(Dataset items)

>>>>

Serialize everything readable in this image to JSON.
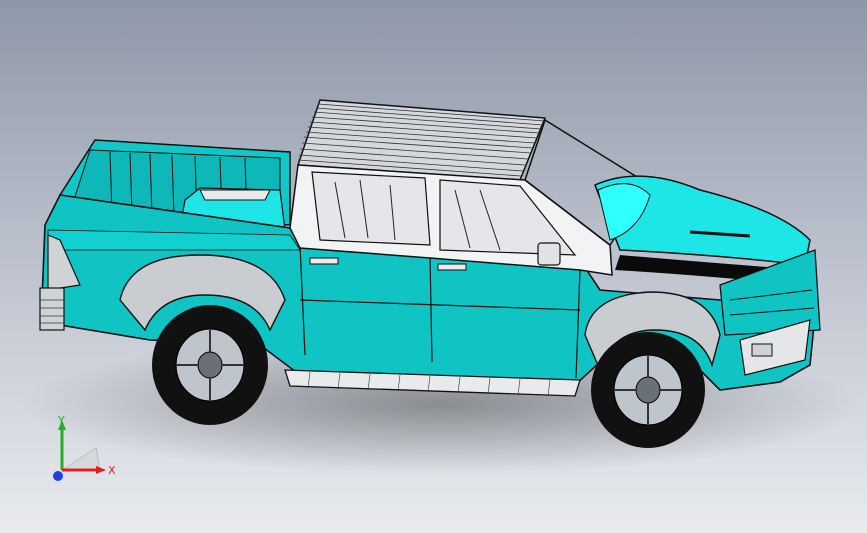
{
  "viewport": {
    "background_top": "#8e97a8",
    "background_bottom": "#e9ebef"
  },
  "model": {
    "body_color": "#10c4c4",
    "body_dark": "#0aa7a7",
    "hood_color": "#1ee6e6",
    "trim_color": "#c9cdd1",
    "outline": "#0b0b0b",
    "tire_color": "#111111",
    "rim_color": "#bfc5cc"
  },
  "triad": {
    "x_label": "X",
    "y_label": "Y",
    "x_color": "#e02020",
    "y_color": "#20b020",
    "z_color": "#2040e0"
  }
}
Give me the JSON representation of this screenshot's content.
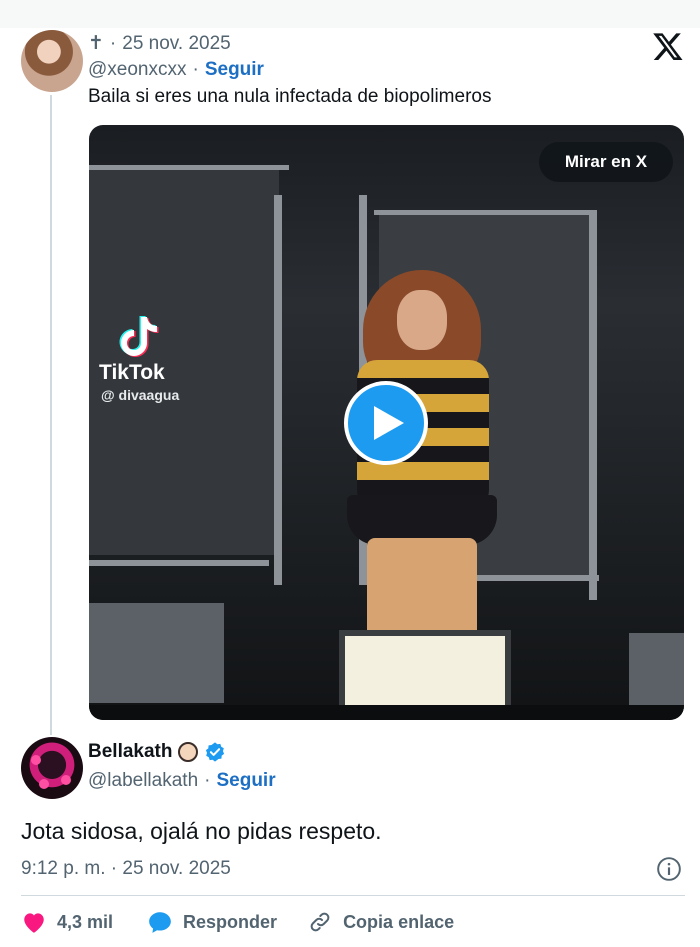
{
  "quoted_tweet": {
    "display_name": "✝",
    "date": "25 nov. 2025",
    "handle": "@xeonxcxx",
    "follow_label": "Seguir",
    "text": "Baila si eres una nula infectada de biopolimeros",
    "media": {
      "watch_label": "Mirar en X",
      "watermark_brand": "TikTok",
      "watermark_user": "@ divaagua"
    }
  },
  "reply": {
    "display_name": "Bellakath",
    "handle": "@labellakath",
    "follow_label": "Seguir",
    "text": "Jota sidosa, ojalá no pidas respeto.",
    "timestamp": "9:12 p. m. · 25 nov. 2025",
    "actions": {
      "likes": "4,3 mil",
      "reply_label": "Responder",
      "copy_link_label": "Copia enlace"
    }
  },
  "colors": {
    "accent": "#1d9bf0",
    "follow": "#1d6fc4",
    "like": "#f91880",
    "secondary_text": "#536471"
  },
  "icons": [
    "x-logo-icon",
    "verified-badge-icon",
    "play-icon",
    "tiktok-icon",
    "heart-icon",
    "reply-bubble-icon",
    "link-icon",
    "info-icon"
  ]
}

<<<<

■ **Exercise goal**: Please set down each line of the data above exactly as written, without the pictures.

■ **Solution for this problem**:
Serialize everything readable in this image to JSON.
{
  "viewport": {
    "background_top": "#8e97a8",
    "background_bottom": "#e9ebef"
  },
  "model": {
    "body_color": "#10c4c4",
    "body_dark": "#0aa7a7",
    "hood_color": "#1ee6e6",
    "trim_color": "#c9cdd1",
    "outline": "#0b0b0b",
    "tire_color": "#111111",
    "rim_color": "#bfc5cc"
  },
  "triad": {
    "x_label": "X",
    "y_label": "Y",
    "x_color": "#e02020",
    "y_color": "#20b020",
    "z_color": "#2040e0"
  }
}
Give me the JSON representation of this screenshot's content.
{
  "quoted_tweet": {
    "display_name": "✝",
    "date": "25 nov. 2025",
    "handle": "@xeonxcxx",
    "follow_label": "Seguir",
    "text": "Baila si eres una nula infectada de biopolimeros",
    "media": {
      "watch_label": "Mirar en X",
      "watermark_brand": "TikTok",
      "watermark_user": "@ divaagua"
    }
  },
  "reply": {
    "display_name": "Bellakath",
    "handle": "@labellakath",
    "follow_label": "Seguir",
    "text": "Jota sidosa, ojalá no pidas respeto.",
    "timestamp": "9:12 p. m. · 25 nov. 2025",
    "actions": {
      "likes": "4,3 mil",
      "reply_label": "Responder",
      "copy_link_label": "Copia enlace"
    }
  },
  "colors": {
    "accent": "#1d9bf0",
    "follow": "#1d6fc4",
    "like": "#f91880",
    "secondary_text": "#536471"
  },
  "icons": [
    "x-logo-icon",
    "verified-badge-icon",
    "play-icon",
    "tiktok-icon",
    "heart-icon",
    "reply-bubble-icon",
    "link-icon",
    "info-icon"
  ]
}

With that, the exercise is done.